(begin)

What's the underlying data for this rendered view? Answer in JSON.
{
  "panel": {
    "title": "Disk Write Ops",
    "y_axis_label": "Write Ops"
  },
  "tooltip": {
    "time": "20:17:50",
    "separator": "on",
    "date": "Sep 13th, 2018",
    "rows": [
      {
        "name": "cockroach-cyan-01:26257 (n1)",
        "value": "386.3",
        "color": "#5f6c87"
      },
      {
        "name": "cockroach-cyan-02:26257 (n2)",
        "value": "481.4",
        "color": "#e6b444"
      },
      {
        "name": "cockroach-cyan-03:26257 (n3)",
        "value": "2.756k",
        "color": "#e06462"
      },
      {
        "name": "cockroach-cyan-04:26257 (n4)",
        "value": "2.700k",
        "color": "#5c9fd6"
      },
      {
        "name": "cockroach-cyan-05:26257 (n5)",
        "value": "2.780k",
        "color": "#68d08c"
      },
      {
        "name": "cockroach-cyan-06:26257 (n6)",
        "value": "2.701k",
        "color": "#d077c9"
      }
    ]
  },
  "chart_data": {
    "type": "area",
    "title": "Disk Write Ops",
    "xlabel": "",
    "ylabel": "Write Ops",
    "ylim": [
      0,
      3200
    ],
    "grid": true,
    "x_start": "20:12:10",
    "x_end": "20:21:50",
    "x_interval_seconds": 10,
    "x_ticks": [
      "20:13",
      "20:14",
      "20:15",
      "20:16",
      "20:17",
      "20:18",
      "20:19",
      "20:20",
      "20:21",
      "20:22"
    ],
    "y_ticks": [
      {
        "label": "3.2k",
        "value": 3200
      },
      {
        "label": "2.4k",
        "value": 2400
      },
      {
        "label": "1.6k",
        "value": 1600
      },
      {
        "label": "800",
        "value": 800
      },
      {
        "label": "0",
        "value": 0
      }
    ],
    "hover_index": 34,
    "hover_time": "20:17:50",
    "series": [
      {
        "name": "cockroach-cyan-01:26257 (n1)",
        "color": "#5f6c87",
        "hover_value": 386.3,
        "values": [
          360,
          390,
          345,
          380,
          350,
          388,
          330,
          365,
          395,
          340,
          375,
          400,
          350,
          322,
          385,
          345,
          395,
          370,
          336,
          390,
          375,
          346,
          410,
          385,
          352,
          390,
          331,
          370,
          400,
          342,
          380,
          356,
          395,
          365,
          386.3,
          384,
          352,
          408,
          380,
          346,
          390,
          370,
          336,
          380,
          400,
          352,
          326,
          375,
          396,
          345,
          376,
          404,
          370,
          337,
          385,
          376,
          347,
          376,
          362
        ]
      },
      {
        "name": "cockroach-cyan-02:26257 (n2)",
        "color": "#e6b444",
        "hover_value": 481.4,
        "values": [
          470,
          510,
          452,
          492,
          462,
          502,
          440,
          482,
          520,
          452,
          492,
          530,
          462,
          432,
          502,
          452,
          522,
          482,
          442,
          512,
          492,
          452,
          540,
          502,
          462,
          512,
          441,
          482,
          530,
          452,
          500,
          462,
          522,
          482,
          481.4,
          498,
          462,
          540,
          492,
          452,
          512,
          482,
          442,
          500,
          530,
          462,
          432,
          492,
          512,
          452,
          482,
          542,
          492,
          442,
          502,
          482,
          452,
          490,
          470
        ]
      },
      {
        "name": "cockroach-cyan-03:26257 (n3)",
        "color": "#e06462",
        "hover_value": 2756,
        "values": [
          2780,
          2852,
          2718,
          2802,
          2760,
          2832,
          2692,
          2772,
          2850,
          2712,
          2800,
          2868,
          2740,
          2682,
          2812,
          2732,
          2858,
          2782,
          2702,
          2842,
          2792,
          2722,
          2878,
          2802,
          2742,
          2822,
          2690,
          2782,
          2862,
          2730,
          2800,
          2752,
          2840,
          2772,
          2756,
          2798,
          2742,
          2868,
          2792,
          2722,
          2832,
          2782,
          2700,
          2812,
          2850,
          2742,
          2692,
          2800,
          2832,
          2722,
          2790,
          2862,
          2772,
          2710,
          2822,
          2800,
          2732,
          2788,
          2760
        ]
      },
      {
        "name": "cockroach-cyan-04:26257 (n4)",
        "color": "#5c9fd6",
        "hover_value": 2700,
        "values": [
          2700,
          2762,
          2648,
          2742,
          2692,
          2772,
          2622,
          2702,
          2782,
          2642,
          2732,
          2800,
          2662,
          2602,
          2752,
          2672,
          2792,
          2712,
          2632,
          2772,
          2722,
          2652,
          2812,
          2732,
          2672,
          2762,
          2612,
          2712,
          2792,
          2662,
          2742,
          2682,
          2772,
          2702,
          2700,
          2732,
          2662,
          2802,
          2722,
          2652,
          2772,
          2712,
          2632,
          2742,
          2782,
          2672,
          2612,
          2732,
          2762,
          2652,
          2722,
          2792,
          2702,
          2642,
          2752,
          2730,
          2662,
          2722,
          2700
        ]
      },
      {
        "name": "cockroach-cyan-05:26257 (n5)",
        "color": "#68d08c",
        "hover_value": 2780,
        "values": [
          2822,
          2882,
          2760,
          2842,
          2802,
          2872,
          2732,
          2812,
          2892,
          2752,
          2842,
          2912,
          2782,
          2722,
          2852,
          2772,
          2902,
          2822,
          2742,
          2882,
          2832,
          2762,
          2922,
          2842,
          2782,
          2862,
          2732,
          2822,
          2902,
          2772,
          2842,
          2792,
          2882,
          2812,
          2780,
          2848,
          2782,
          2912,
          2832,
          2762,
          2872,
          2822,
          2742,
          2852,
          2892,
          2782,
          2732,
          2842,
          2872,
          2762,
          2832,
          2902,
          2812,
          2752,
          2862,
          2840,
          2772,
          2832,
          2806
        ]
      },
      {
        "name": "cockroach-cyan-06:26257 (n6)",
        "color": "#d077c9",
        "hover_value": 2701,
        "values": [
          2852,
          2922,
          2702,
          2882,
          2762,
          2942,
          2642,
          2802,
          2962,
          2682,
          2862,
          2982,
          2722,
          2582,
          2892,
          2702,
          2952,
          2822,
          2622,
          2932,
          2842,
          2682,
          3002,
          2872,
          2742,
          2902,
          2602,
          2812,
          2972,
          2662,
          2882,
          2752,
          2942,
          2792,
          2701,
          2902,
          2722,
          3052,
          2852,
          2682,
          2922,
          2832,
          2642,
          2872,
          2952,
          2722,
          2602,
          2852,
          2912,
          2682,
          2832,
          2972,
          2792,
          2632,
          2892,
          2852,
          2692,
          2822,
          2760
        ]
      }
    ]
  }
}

(end)

All lines above containing the string "color" are to be collected.

        "color": "#5f6c87"
        "color": "#e6b444"
        "color": "#e06462"
        "color": "#5c9fd6"
        "color": "#68d08c"
        "color": "#d077c9"
        "color": "#5f6c87",
        "color": "#e6b444",
        "color": "#e06462",
        "color": "#5c9fd6",
        "color": "#68d08c",
        "color": "#d077c9",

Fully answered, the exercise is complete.